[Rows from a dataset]

"""

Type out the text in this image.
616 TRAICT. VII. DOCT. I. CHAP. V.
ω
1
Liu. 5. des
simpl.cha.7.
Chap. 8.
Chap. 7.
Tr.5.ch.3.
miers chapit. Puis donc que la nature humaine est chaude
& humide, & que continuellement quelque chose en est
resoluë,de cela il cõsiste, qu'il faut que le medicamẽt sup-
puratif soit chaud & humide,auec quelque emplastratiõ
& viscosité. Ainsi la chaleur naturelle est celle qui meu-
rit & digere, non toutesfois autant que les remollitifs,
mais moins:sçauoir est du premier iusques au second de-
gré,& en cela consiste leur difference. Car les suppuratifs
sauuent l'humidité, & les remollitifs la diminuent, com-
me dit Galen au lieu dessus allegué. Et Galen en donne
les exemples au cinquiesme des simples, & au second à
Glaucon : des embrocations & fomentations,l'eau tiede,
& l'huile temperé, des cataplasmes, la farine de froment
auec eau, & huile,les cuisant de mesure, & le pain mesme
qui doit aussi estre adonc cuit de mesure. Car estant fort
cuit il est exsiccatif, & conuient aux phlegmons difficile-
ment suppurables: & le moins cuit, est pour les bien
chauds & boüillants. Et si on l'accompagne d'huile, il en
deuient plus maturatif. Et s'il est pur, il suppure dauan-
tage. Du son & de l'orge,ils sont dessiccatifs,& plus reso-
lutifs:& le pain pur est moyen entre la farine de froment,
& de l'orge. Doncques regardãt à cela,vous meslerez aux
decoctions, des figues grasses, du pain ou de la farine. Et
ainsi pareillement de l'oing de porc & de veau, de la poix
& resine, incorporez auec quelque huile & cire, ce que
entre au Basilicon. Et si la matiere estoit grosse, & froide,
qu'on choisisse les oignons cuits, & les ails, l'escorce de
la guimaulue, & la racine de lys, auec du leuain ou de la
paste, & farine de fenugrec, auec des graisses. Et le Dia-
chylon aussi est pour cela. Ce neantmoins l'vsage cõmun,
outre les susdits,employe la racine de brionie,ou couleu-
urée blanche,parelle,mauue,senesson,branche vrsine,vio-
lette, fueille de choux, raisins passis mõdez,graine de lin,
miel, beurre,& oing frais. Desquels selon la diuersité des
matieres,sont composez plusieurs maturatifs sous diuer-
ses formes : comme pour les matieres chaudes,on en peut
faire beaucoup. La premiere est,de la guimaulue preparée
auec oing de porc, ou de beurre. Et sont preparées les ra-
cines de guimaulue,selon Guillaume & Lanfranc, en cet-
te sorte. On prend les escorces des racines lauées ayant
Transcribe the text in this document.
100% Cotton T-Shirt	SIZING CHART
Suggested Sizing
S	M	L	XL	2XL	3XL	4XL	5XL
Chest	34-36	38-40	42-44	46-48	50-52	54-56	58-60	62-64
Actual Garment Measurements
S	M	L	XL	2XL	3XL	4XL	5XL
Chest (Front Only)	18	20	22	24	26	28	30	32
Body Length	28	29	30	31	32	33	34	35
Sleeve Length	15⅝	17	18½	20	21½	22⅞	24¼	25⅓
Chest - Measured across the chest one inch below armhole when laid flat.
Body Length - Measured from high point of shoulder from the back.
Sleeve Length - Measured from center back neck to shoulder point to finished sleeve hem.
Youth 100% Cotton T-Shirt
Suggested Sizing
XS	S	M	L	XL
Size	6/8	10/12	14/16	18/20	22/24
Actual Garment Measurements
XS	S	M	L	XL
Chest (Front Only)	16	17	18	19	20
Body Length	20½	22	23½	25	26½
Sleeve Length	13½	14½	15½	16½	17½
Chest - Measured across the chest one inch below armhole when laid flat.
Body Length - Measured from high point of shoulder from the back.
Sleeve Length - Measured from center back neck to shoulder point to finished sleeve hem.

"""

**Stated problem**
Copy each entry exactly, with nothing added or dropped.

**Right answer**
Type out the text in this image.
616 TRAICT. VII. DOCT. I. CHAP. V.
ω
1
Liu. 5. des
simpl.cha.7.
Chap. 8.
Chap. 7.
Tr.5.ch.3.
miers chapit. Puis donc que la nature humaine est chaude
& humide, & que continuellement quelque chose en est
resoluë,de cela il cõsiste, qu'il faut que le medicamẽt sup-
puratif soit chaud & humide,auec quelque emplastratiõ
& viscosité. Ainsi la chaleur naturelle est celle qui meu-
rit & digere, non toutesfois autant que les remollitifs,
mais moins:sçauoir est du premier iusques au second de-
gré,& en cela consiste leur difference. Car les suppuratifs
sauuent l'humidité, & les remollitifs la diminuent, com-
me dit Galen au lieu dessus allegué. Et Galen en donne
les exemples au cinquiesme des simples, & au second à
Glaucon : des embrocations & fomentations,l'eau tiede,
& l'huile temperé, des cataplasmes, la farine de froment
auec eau, & huile,les cuisant de mesure, & le pain mesme
qui doit aussi estre adonc cuit de mesure. Car estant fort
cuit il est exsiccatif, & conuient aux phlegmons difficile-
ment suppurables: & le moins cuit, est pour les bien
chauds & boüillants. Et si on l'accompagne d'huile, il en
deuient plus maturatif. Et s'il est pur, il suppure dauan-
tage. Du son & de l'orge,ils sont dessiccatifs,& plus reso-
lutifs:& le pain pur est moyen entre la farine de froment,
& de l'orge. Doncques regardãt à cela,vous meslerez aux
decoctions, des figues grasses, du pain ou de la farine. Et
ainsi pareillement de l'oing de porc & de veau, de la poix
& resine, incorporez auec quelque huile & cire, ce que
entre au Basilicon. Et si la matiere estoit grosse, & froide,
qu'on choisisse les oignons cuits, & les ails, l'escorce de
la guimaulue, & la racine de lys, auec du leuain ou de la
paste, & farine de fenugrec, auec des graisses. Et le Dia-
chylon aussi est pour cela. Ce neantmoins l'vsage cõmun,
outre les susdits,employe la racine de brionie,ou couleu-
urée blanche,parelle,mauue,senesson,branche vrsine,vio-
lette, fueille de choux, raisins passis mõdez,graine de lin,
miel, beurre,& oing frais. Desquels selon la diuersité des
matieres,sont composez plusieurs maturatifs sous diuer-
ses formes : comme pour les matieres chaudes,on en peut
faire beaucoup. La premiere est,de la guimaulue preparée
auec oing de porc, ou de beurre. Et sont preparées les ra-
cines de guimaulue,selon Guillaume & Lanfranc, en cet-
te sorte. On prend les escorces des racines lauées ayant
Transcribe the text in this document.
100% Cotton T-Shirt	SIZING CHART
Suggested Sizing
S	M	L	XL	2XL	3XL	4XL	5XL
Chest	34-36	38-40	42-44	46-48	50-52	54-56	58-60	62-64
Actual Garment Measurements
S	M	L	XL	2XL	3XL	4XL	5XL
Chest (Front Only)	18	20	22	24	26	28	30	32
Body Length	28	29	30	31	32	33	34	35
Sleeve Length	15⅝	17	18½	20	21½	22⅞	24¼	25⅓
Chest - Measured across the chest one inch below armhole when laid flat.
Body Length - Measured from high point of shoulder from the back.
Sleeve Length - Measured from center back neck to shoulder point to finished sleeve hem.
Youth 100% Cotton T-Shirt
Suggested Sizing
XS	S	M	L	XL
Size	6/8	10/12	14/16	18/20	22/24
Actual Garment Measurements
XS	S	M	L	XL
Chest (Front Only)	16	17	18	19	20
Body Length	20½	22	23½	25	26½
Sleeve Length	13½	14½	15½	16½	17½
Chest - Measured across the chest one inch below armhole when laid flat.
Body Length - Measured from high point of shoulder from the back.
Sleeve Length - Measured from center back neck to shoulder point to finished sleeve hem.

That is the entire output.